What you are asked to do: Every record here needs to be written out again exactly.

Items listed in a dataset

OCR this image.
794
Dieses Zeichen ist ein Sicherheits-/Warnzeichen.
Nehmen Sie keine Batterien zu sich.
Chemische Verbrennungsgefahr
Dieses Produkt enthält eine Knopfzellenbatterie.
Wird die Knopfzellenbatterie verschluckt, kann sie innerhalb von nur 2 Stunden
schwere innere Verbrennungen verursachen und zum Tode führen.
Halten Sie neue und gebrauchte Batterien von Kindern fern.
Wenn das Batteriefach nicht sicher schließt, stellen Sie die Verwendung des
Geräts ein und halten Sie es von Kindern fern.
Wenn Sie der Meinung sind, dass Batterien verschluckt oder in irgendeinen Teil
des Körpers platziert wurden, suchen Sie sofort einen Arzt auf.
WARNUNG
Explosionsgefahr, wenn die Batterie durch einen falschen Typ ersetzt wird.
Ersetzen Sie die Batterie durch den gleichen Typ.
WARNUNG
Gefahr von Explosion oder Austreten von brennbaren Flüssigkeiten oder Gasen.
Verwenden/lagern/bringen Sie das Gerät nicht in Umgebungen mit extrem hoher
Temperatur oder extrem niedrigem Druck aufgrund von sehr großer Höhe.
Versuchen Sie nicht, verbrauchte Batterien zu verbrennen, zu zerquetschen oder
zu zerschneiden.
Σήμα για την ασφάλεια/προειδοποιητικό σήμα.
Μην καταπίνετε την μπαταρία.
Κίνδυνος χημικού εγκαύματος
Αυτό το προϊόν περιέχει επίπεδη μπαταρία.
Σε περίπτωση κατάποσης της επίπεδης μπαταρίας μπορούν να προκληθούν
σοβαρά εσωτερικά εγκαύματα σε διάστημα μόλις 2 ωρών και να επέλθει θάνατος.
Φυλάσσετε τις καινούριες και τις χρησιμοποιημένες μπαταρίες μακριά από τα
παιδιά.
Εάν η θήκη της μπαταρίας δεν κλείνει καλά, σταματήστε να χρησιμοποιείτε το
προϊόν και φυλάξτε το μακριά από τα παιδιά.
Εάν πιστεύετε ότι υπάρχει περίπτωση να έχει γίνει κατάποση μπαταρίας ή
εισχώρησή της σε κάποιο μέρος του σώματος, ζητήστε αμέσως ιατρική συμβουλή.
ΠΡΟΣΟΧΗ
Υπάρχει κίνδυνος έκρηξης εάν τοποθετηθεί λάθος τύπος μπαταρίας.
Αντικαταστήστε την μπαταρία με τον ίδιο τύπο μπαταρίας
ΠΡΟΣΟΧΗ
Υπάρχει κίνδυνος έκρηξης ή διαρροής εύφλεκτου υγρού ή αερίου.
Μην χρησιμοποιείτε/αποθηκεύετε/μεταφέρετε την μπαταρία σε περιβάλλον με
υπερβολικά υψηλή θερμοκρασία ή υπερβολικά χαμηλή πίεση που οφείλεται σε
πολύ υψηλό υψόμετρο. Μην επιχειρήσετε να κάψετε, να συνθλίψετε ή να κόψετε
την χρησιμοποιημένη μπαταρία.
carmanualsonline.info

The output:
OCR this image.
794
Dieses Zeichen ist ein Sicherheits-/Warnzeichen.
Nehmen Sie keine Batterien zu sich.
Chemische Verbrennungsgefahr
Dieses Produkt enthält eine Knopfzellenbatterie.
Wird die Knopfzellenbatterie verschluckt, kann sie innerhalb von nur 2 Stunden
schwere innere Verbrennungen verursachen und zum Tode führen.
Halten Sie neue und gebrauchte Batterien von Kindern fern.
Wenn das Batteriefach nicht sicher schließt, stellen Sie die Verwendung des
Geräts ein und halten Sie es von Kindern fern.
Wenn Sie der Meinung sind, dass Batterien verschluckt oder in irgendeinen Teil
des Körpers platziert wurden, suchen Sie sofort einen Arzt auf.
WARNUNG
Explosionsgefahr, wenn die Batterie durch einen falschen Typ ersetzt wird.
Ersetzen Sie die Batterie durch den gleichen Typ.
WARNUNG
Gefahr von Explosion oder Austreten von brennbaren Flüssigkeiten oder Gasen.
Verwenden/lagern/bringen Sie das Gerät nicht in Umgebungen mit extrem hoher
Temperatur oder extrem niedrigem Druck aufgrund von sehr großer Höhe.
Versuchen Sie nicht, verbrauchte Batterien zu verbrennen, zu zerquetschen oder
zu zerschneiden.
Σήμα για την ασφάλεια/προειδοποιητικό σήμα.
Μην καταπίνετε την μπαταρία.
Κίνδυνος χημικού εγκαύματος
Αυτό το προϊόν περιέχει επίπεδη μπαταρία.
Σε περίπτωση κατάποσης της επίπεδης μπαταρίας μπορούν να προκληθούν
σοβαρά εσωτερικά εγκαύματα σε διάστημα μόλις 2 ωρών και να επέλθει θάνατος.
Φυλάσσετε τις καινούριες και τις χρησιμοποιημένες μπαταρίες μακριά από τα
παιδιά.
Εάν η θήκη της μπαταρίας δεν κλείνει καλά, σταματήστε να χρησιμοποιείτε το
προϊόν και φυλάξτε το μακριά από τα παιδιά.
Εάν πιστεύετε ότι υπάρχει περίπτωση να έχει γίνει κατάποση μπαταρίας ή
εισχώρησή της σε κάποιο μέρος του σώματος, ζητήστε αμέσως ιατρική συμβουλή.
ΠΡΟΣΟΧΗ
Υπάρχει κίνδυνος έκρηξης εάν τοποθετηθεί λάθος τύπος μπαταρίας.
Αντικαταστήστε την μπαταρία με τον ίδιο τύπο μπαταρίας
ΠΡΟΣΟΧΗ
Υπάρχει κίνδυνος έκρηξης ή διαρροής εύφλεκτου υγρού ή αερίου.
Μην χρησιμοποιείτε/αποθηκεύετε/μεταφέρετε την μπαταρία σε περιβάλλον με
υπερβολικά υψηλή θερμοκρασία ή υπερβολικά χαμηλή πίεση που οφείλεται σε
πολύ υψηλό υψόμετρο. Μην επιχειρήσετε να κάψετε, να συνθλίψετε ή να κόψετε
την χρησιμοποιημένη μπαταρία.
carmanualsonline.info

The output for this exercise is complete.